Raw records
━━━━━━━━━━━━━━━━━━━━
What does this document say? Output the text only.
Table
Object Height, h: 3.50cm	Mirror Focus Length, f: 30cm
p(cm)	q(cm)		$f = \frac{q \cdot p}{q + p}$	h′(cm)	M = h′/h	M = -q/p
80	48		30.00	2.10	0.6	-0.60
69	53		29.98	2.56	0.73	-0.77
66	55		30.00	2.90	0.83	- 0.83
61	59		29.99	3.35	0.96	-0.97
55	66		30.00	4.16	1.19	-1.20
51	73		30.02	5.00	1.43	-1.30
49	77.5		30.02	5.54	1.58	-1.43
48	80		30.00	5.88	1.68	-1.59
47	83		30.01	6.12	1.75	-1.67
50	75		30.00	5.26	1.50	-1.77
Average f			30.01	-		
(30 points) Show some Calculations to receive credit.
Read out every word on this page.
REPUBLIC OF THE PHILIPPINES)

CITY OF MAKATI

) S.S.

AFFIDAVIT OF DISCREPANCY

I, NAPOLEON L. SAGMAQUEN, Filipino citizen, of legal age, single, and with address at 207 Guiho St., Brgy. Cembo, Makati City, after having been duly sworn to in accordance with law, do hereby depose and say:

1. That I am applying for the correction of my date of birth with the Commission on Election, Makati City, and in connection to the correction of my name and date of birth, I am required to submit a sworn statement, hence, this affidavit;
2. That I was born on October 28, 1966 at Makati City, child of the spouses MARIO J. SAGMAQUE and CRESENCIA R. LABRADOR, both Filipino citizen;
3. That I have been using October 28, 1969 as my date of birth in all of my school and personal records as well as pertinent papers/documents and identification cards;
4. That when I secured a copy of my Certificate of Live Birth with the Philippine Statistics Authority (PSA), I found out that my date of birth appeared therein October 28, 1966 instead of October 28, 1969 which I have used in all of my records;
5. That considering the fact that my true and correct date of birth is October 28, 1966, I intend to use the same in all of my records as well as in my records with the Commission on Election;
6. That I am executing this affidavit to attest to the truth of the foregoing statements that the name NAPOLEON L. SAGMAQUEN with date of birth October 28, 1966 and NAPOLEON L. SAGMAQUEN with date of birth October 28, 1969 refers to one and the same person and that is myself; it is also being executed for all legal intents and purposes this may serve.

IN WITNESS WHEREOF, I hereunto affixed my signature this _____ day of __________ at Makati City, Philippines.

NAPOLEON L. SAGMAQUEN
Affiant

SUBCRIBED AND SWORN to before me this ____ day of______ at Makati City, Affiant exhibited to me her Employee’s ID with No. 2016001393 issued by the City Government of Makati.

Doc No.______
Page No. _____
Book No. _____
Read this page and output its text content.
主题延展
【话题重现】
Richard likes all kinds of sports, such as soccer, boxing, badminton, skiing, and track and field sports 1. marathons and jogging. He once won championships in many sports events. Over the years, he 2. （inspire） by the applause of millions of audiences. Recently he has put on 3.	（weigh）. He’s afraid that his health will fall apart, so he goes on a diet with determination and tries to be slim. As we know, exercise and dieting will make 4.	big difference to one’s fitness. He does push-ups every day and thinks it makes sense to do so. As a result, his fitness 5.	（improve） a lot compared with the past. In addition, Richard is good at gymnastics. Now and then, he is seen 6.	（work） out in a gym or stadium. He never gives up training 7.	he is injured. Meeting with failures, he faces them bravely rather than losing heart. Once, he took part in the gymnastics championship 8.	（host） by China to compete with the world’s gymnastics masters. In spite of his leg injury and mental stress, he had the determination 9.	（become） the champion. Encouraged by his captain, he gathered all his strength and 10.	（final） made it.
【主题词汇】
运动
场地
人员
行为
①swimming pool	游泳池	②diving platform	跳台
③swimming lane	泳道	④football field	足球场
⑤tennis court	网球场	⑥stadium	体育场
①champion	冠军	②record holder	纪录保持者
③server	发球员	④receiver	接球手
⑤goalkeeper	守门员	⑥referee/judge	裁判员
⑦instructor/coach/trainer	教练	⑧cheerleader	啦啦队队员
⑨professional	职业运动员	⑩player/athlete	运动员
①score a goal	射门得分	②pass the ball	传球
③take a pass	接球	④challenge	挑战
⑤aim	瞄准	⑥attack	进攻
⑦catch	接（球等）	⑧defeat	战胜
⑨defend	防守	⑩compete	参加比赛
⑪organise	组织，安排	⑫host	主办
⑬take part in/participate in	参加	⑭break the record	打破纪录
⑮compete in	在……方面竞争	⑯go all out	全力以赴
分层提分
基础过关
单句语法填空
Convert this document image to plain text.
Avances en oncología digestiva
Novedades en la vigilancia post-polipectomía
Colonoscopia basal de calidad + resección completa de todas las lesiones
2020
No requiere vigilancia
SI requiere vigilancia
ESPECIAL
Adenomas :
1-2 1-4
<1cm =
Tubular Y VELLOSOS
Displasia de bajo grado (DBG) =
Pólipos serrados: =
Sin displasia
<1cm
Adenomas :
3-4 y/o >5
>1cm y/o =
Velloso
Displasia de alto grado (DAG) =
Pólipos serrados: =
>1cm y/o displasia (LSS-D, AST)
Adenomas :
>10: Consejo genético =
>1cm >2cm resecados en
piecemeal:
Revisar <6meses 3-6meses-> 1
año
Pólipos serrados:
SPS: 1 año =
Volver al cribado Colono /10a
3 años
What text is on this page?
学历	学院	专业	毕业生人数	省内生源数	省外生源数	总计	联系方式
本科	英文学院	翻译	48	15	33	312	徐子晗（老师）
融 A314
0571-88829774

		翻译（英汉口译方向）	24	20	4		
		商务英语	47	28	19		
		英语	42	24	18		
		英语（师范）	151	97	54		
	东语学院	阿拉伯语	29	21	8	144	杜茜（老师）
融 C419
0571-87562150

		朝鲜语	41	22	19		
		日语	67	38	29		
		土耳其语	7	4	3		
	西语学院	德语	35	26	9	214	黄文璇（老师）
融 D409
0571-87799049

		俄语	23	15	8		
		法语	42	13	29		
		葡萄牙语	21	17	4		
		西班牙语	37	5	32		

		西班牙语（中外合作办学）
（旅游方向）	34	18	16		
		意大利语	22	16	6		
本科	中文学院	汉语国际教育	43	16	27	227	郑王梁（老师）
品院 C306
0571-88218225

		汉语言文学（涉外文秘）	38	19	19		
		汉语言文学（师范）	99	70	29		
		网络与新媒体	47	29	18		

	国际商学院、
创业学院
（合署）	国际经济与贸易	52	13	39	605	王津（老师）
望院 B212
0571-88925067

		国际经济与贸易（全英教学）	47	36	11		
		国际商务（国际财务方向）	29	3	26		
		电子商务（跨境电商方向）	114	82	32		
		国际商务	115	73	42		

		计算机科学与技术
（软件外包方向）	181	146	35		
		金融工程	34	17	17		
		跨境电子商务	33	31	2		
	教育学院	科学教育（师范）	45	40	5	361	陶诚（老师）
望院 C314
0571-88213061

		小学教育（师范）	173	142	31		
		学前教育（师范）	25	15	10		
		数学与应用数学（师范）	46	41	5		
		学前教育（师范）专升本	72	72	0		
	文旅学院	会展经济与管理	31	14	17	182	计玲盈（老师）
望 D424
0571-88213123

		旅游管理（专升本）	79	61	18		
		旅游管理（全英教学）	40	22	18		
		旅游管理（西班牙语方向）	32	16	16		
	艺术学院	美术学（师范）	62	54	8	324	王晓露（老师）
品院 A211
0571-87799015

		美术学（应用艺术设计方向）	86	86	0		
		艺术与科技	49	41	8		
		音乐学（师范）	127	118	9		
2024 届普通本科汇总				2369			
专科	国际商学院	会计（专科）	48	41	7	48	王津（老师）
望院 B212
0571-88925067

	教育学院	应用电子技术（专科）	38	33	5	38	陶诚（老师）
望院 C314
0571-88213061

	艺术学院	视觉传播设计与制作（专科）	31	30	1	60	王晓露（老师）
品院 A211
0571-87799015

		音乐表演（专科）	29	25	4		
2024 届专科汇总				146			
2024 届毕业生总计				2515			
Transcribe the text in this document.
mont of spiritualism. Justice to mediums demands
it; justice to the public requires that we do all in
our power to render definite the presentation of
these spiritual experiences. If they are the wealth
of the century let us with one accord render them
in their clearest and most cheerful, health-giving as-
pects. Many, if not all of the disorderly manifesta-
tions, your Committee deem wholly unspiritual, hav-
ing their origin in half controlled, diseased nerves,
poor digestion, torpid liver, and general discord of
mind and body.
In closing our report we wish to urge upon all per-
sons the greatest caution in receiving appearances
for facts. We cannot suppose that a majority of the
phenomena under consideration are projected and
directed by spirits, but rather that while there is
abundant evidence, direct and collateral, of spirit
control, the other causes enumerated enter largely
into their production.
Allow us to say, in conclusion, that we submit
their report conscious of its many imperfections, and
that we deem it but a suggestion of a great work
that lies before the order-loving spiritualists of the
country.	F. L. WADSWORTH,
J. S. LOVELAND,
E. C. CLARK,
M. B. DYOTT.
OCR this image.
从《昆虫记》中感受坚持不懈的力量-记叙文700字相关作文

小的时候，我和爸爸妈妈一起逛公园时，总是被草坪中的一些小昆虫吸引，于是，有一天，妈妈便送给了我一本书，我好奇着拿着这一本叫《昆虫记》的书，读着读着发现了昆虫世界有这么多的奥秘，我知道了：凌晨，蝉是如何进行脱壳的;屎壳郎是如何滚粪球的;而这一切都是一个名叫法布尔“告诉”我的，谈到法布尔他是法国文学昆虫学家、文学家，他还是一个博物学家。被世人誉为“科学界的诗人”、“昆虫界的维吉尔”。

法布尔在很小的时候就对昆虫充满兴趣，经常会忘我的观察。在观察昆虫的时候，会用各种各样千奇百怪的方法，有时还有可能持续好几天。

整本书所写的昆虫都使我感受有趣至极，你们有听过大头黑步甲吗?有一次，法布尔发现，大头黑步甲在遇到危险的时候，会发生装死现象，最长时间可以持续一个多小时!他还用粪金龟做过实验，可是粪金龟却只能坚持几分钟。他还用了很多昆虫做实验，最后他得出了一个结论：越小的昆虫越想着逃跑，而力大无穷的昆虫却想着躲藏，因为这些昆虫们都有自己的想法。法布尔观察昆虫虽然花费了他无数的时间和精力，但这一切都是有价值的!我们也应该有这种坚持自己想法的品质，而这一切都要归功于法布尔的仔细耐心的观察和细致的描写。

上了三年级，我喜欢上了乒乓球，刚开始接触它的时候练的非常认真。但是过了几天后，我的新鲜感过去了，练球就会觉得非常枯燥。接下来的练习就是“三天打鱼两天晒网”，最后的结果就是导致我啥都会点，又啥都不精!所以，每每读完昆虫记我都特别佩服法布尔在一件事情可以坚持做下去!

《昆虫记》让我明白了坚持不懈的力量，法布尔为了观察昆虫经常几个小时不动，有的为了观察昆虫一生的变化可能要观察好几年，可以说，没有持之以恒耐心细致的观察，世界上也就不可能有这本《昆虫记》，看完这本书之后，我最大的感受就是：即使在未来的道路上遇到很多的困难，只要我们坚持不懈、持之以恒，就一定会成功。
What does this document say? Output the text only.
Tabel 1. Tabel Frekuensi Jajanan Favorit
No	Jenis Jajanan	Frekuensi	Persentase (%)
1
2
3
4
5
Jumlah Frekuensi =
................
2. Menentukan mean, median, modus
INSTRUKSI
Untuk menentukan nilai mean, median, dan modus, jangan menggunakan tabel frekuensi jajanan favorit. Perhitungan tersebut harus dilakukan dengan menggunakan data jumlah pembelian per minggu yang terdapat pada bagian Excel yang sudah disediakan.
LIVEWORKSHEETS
━━━━━━━━━━━━━━━━━━━━
Objective: Using the listing above, return all lines where the word "citizen" occurs.

The completed task:
I, NAPOLEON L. SAGMAQUEN, Filipino citizen, of legal age, single, and with address at 207 Guiho St., Brgy. Cembo, Makati City, after having been duly sworn to in accordance with law, do hereby depose and say:
2. That I was born on October 28, 1966 at Makati City, child of the spouses MARIO J. SAGMAQUE and CRESENCIA R. LABRADOR, both Filipino citizen;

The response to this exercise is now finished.